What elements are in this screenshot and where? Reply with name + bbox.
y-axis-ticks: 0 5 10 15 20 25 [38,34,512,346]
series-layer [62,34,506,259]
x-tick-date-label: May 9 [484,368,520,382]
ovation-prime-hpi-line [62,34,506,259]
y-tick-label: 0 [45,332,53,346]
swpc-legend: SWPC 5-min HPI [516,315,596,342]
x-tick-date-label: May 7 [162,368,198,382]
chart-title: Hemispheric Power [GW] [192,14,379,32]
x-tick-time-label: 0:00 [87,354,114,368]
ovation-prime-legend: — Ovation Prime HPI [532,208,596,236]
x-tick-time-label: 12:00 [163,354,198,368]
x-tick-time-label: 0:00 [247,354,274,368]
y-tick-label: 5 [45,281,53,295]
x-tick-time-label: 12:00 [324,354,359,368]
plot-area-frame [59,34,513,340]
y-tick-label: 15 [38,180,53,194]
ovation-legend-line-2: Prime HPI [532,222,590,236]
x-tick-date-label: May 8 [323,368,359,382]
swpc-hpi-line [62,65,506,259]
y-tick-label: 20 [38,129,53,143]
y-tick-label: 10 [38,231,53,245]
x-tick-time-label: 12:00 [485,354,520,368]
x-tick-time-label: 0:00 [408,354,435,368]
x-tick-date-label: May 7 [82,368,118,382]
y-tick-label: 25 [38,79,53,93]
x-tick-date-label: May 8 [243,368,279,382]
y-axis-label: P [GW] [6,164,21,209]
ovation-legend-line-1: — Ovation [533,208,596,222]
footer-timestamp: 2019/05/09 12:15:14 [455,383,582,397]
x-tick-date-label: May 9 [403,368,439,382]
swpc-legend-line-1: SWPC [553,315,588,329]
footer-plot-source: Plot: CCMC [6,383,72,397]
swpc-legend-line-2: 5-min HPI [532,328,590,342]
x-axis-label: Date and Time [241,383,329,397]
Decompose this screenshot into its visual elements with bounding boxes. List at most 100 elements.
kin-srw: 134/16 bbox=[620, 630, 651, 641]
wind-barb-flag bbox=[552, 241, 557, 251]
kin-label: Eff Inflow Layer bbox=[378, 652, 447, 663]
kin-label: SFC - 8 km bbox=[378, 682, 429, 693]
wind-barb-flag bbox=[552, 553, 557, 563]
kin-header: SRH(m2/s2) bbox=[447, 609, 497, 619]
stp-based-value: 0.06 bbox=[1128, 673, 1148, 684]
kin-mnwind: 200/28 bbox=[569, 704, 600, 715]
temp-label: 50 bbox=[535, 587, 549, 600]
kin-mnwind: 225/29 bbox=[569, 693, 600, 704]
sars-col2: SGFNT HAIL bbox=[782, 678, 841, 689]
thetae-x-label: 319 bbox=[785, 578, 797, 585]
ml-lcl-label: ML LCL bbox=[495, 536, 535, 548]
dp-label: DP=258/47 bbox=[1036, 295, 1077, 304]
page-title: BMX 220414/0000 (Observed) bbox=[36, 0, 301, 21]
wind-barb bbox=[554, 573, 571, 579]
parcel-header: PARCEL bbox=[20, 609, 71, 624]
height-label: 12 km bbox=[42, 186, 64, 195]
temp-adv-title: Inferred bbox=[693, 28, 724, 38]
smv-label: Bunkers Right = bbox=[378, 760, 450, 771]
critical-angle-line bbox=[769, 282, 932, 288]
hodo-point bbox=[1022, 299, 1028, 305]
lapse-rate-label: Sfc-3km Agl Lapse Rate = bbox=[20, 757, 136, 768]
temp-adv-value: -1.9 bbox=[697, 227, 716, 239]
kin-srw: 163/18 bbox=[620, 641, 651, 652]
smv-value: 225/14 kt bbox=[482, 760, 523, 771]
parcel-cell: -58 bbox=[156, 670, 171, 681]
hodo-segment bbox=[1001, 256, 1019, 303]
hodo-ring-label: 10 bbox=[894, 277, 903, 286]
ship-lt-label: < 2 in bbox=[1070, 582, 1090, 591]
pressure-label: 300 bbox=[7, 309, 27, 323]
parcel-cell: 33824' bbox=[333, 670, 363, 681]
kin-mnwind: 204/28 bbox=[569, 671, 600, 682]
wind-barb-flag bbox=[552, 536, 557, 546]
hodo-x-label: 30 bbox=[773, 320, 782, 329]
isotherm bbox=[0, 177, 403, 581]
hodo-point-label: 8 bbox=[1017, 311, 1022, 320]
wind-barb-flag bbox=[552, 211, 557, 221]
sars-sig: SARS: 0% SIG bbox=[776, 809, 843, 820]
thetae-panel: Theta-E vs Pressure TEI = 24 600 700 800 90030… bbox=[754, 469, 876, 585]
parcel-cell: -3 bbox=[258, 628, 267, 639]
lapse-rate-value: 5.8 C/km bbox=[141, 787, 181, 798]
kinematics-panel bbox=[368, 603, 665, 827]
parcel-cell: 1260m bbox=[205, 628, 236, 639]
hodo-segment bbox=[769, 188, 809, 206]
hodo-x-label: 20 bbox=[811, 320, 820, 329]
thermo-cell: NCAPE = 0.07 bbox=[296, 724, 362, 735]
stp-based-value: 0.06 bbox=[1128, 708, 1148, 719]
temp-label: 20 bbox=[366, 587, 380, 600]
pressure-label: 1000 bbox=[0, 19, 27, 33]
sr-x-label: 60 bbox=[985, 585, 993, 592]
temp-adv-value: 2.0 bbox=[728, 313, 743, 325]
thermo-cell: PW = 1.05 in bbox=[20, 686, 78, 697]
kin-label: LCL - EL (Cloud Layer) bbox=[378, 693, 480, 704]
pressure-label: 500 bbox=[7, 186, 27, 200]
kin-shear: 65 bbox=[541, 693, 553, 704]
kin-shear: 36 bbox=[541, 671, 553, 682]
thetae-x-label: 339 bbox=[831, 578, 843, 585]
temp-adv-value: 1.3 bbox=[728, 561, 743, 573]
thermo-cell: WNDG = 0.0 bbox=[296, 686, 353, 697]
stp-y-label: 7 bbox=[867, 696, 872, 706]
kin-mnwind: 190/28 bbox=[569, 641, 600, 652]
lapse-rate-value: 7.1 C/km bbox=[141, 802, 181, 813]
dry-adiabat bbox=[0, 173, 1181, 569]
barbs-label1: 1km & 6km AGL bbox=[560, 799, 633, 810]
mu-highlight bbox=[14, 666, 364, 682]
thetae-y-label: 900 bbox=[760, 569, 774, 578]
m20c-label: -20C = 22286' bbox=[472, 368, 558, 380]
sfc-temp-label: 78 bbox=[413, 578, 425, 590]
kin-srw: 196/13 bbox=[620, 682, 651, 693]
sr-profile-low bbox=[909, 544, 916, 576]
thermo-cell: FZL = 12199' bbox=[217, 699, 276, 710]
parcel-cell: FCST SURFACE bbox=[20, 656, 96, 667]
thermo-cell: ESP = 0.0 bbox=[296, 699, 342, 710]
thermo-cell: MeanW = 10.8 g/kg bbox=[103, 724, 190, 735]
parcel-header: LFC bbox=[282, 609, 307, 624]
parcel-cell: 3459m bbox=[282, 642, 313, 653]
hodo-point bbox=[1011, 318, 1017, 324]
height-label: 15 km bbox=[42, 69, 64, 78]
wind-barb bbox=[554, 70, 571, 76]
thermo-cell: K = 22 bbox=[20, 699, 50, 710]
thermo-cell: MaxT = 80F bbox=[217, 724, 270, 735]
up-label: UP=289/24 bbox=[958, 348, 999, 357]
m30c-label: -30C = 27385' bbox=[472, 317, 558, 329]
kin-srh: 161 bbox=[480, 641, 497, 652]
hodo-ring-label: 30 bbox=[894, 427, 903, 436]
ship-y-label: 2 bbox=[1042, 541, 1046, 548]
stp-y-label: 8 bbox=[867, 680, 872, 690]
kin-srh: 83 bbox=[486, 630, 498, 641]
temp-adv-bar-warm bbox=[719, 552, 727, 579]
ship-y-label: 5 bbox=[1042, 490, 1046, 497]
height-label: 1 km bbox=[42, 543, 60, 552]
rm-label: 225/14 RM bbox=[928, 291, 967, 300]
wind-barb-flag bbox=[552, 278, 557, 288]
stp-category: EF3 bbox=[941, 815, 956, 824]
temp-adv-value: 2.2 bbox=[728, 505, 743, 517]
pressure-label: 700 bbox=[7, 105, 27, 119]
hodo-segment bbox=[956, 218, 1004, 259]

+++

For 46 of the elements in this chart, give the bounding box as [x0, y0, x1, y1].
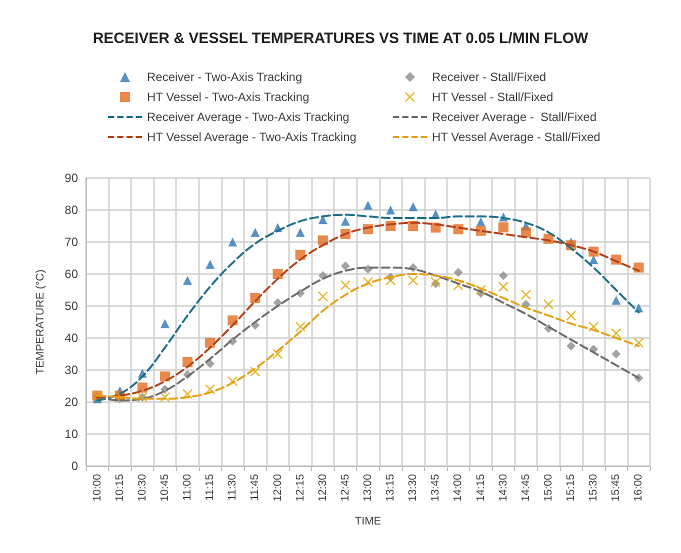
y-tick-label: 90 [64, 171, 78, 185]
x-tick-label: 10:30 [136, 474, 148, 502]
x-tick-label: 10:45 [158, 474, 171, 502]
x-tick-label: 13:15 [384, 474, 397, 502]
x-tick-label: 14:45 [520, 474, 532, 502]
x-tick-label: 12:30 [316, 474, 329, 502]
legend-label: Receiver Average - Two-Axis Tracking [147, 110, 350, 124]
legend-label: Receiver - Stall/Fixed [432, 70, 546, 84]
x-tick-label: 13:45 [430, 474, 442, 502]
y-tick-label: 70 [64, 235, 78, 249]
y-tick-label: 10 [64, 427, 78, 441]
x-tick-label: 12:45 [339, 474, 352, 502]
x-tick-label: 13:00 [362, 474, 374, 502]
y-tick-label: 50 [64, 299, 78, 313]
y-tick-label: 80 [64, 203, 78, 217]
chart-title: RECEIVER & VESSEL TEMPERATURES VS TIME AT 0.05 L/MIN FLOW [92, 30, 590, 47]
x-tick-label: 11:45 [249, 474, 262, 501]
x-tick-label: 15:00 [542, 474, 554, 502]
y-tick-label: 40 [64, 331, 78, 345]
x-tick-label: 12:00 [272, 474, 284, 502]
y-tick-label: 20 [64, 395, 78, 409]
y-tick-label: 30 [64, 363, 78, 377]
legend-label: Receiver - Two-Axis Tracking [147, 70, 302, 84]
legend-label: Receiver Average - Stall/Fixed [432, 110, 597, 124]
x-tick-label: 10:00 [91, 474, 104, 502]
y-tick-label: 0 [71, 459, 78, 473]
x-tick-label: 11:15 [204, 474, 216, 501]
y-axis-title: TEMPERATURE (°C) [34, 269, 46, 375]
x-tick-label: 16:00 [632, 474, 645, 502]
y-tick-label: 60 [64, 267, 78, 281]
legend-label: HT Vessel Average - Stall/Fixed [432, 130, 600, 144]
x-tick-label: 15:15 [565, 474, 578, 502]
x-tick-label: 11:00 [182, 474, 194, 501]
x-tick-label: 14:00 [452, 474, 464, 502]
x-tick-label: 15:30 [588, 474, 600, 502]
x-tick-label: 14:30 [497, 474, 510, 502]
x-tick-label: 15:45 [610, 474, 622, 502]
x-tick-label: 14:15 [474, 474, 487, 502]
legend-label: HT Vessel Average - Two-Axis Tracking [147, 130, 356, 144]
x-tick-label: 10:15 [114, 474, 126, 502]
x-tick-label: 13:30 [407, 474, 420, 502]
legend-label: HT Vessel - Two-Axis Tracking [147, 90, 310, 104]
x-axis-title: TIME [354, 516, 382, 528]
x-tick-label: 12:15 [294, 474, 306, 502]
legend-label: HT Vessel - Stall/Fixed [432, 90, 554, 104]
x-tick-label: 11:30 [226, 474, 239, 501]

+++

Entnimm den obigen Daten den Abschnitt, der mit der Zeile beginnt, die „What elements are“ enthält, und mit der Zeile endet, die „x-tick-time-label: 12:00 [485,354,520,368]“ enthält. Gib diese Zeilen einschließlich beider Grenzzeilen unverändert wieder.

[ERLEDIGTE AUFGABE]
What elements are in this screenshot and where? Reply with name + bbox.
y-axis-ticks: 0 5 10 15 20 25 [38,34,512,346]
series-layer [62,34,506,259]
x-tick-date-label: May 9 [484,368,520,382]
ovation-prime-hpi-line [62,34,506,259]
y-tick-label: 0 [45,332,53,346]
swpc-legend: SWPC 5-min HPI [516,315,596,342]
x-tick-date-label: May 7 [162,368,198,382]
chart-title: Hemispheric Power [GW] [192,14,379,32]
x-tick-time-label: 0:00 [87,354,114,368]
ovation-prime-legend: — Ovation Prime HPI [532,208,596,236]
x-tick-time-label: 12:00 [163,354,198,368]
x-tick-time-label: 0:00 [247,354,274,368]
y-tick-label: 5 [45,281,53,295]
x-tick-time-label: 12:00 [324,354,359,368]
plot-area-frame [59,34,513,340]
y-tick-label: 15 [38,180,53,194]
ovation-legend-line-2: Prime HPI [532,222,590,236]
x-tick-date-label: May 8 [323,368,359,382]
swpc-hpi-line [62,65,506,259]
y-tick-label: 20 [38,129,53,143]
y-tick-label: 10 [38,231,53,245]
x-tick-time-label: 12:00 [485,354,520,368]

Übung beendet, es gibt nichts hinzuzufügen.